EXERCISE DETAILS: Write out every entry precisely as given, leaving the pictures out.

## BEGIN RECORDS PROVIDED

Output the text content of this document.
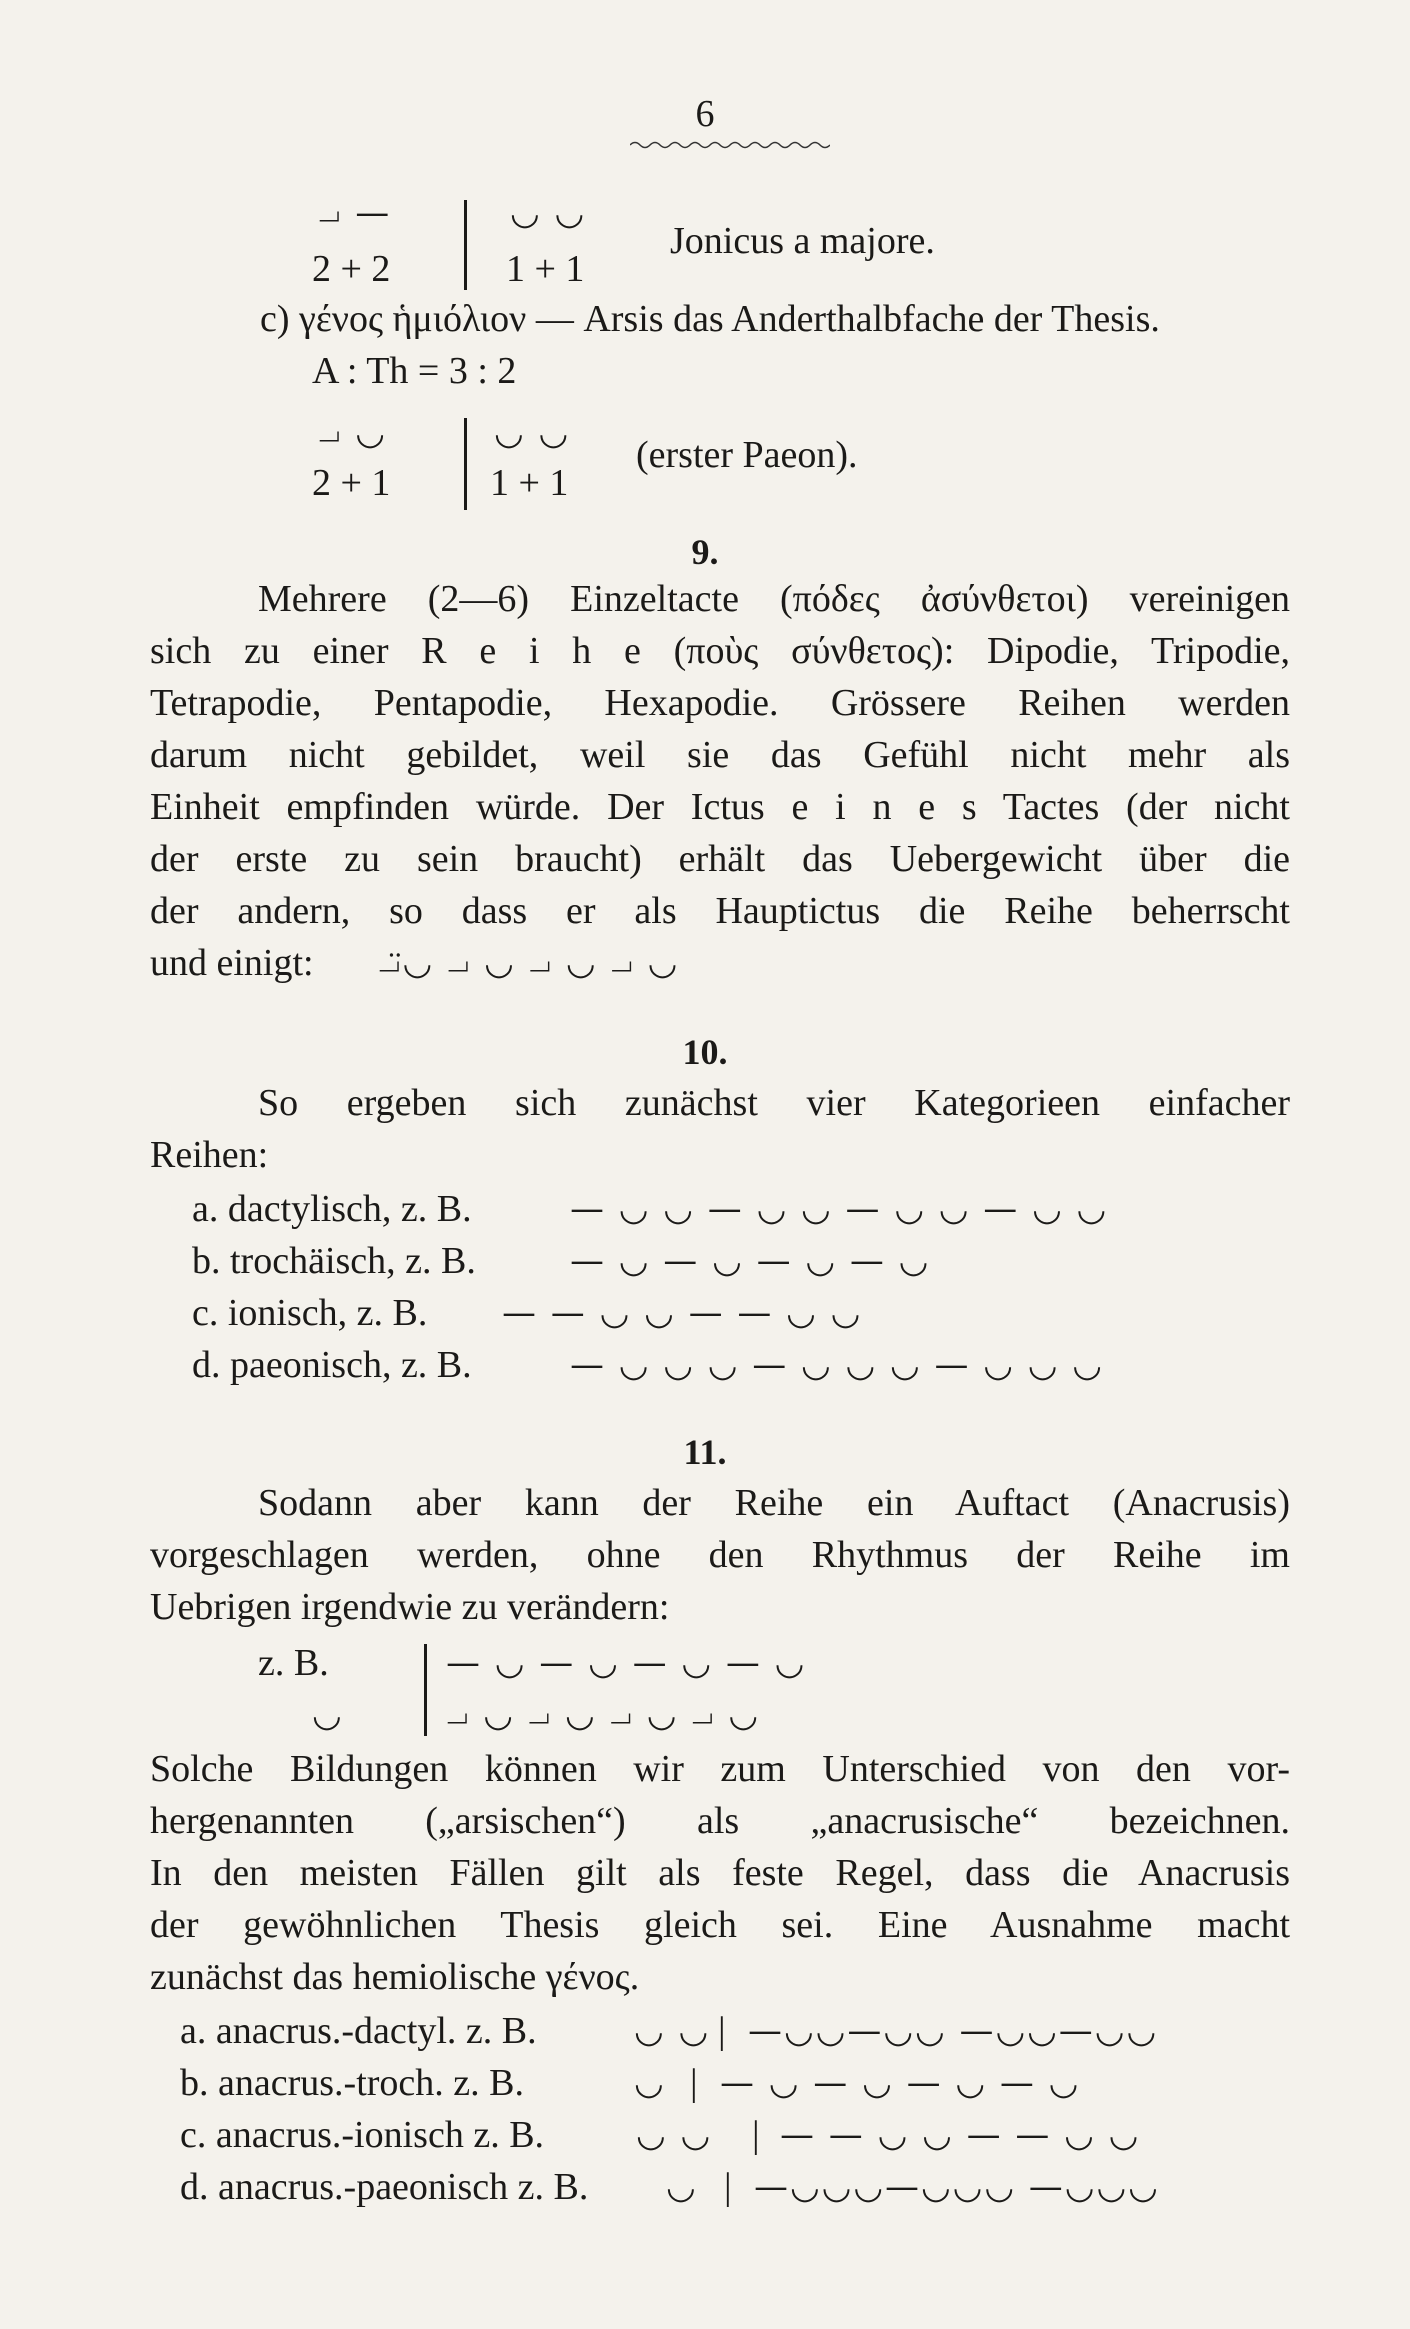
6
⏗ —
2 + 2
◡ ◡
1 + 1
Jonicus a majore.
c) γένος ἡμιόλιον — Arsis das Anderthalbfache der Thesis.
A : Th = 3 : 2
⏗ ◡
2 + 1
◡ ◡
1 + 1
(erster Paeon).
9.
Mehrere (2—6) Einzeltacte (πόδες ἀσύνθετοι) vereinigen
sich zu einer R e i h e (ποὺς σύνθετος): Dipodie, Tripodie,
Tetrapodie, Pentapodie, Hexapodie. Grössere Reihen werden
darum nicht gebildet, weil sie das Gefühl nicht mehr als
Einheit empfinden würde. Der Ictus e i n e s Tactes (der nicht
der erste zu sein braucht) erhält das Uebergewicht über die
der andern, so dass er als Hauptictus die Reihe beherrscht
und einigt: ⏗̈◡ ⏗ ◡ ⏗ ◡ ⏗ ◡
10.
So ergeben sich zunächst vier Kategorieen einfacher
Reihen:
a. dactylisch, z. B.	— ◡ ◡ — ◡ ◡ — ◡ ◡ — ◡ ◡
b. trochäisch, z. B.	— ◡ — ◡ — ◡ — ◡
c. ionisch, z. B. — — ◡ ◡ — — ◡ ◡
d. paeonisch, z. B.	— ◡ ◡ ◡ — ◡ ◡ ◡ — ◡ ◡ ◡
11.
Sodann aber kann der Reihe ein Auftact (Anacrusis)
vorgeschlagen werden, ohne den Rhythmus der Reihe im
Uebrigen irgendwie zu verändern:
z. B.	— ◡ — ◡ — ◡ — ◡
◡	⏗ ◡ ⏗ ◡ ⏗ ◡ ⏗ ◡
Solche Bildungen können wir zum Unterschied von den vor-
hergenannten („arsischen“) als „anacrusische“ bezeichnen.
In den meisten Fällen gilt als feste Regel, dass die Anacrusis
der gewöhnlichen Thesis gleich sei. Eine Ausnahme macht
zunächst das hemiolische γένος.
a. anacrus.-dactyl. z. B.	◡ ◡ | —◡◡—◡◡ —◡◡—◡◡
b. anacrus.-troch. z. B.	◡ | — ◡ — ◡ — ◡ — ◡
c. anacrus.-ionisch z. B.	◡ ◡ | — — ◡ ◡ — — ◡ ◡
d. anacrus.-paeonisch z. B. ◡ | —◡◡◡—◡◡◡ —◡◡◡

## END RECORDS PROVIDED

RESPONSE TO THIS EXERCISE:
Output the text content of this document.
6
⏗ —
2 + 2
◡ ◡
1 + 1
Jonicus a majore.
c) γένος ἡμιόλιον — Arsis das Anderthalbfache der Thesis.
A : Th = 3 : 2
⏗ ◡
2 + 1
◡ ◡
1 + 1
(erster Paeon).
9.
Mehrere (2—6) Einzeltacte (πόδες ἀσύνθετοι) vereinigen
sich zu einer R e i h e (ποὺς σύνθετος): Dipodie, Tripodie,
Tetrapodie, Pentapodie, Hexapodie. Grössere Reihen werden
darum nicht gebildet, weil sie das Gefühl nicht mehr als
Einheit empfinden würde. Der Ictus e i n e s Tactes (der nicht
der erste zu sein braucht) erhält das Uebergewicht über die
der andern, so dass er als Hauptictus die Reihe beherrscht
und einigt: ⏗̈◡ ⏗ ◡ ⏗ ◡ ⏗ ◡
10.
So ergeben sich zunächst vier Kategorieen einfacher
Reihen:
a. dactylisch, z. B.	— ◡ ◡ — ◡ ◡ — ◡ ◡ — ◡ ◡
b. trochäisch, z. B.	— ◡ — ◡ — ◡ — ◡
c. ionisch, z. B. — — ◡ ◡ — — ◡ ◡
d. paeonisch, z. B.	— ◡ ◡ ◡ — ◡ ◡ ◡ — ◡ ◡ ◡
11.
Sodann aber kann der Reihe ein Auftact (Anacrusis)
vorgeschlagen werden, ohne den Rhythmus der Reihe im
Uebrigen irgendwie zu verändern:
z. B.	— ◡ — ◡ — ◡ — ◡
◡	⏗ ◡ ⏗ ◡ ⏗ ◡ ⏗ ◡
Solche Bildungen können wir zum Unterschied von den vor-
hergenannten („arsischen“) als „anacrusische“ bezeichnen.
In den meisten Fällen gilt als feste Regel, dass die Anacrusis
der gewöhnlichen Thesis gleich sei. Eine Ausnahme macht
zunächst das hemiolische γένος.
a. anacrus.-dactyl. z. B.	◡ ◡ | —◡◡—◡◡ —◡◡—◡◡
b. anacrus.-troch. z. B.	◡ | — ◡ — ◡ — ◡ — ◡
c. anacrus.-ionisch z. B.	◡ ◡ | — — ◡ ◡ — — ◡ ◡
d. anacrus.-paeonisch z. B. ◡ | —◡◡◡—◡◡◡ —◡◡◡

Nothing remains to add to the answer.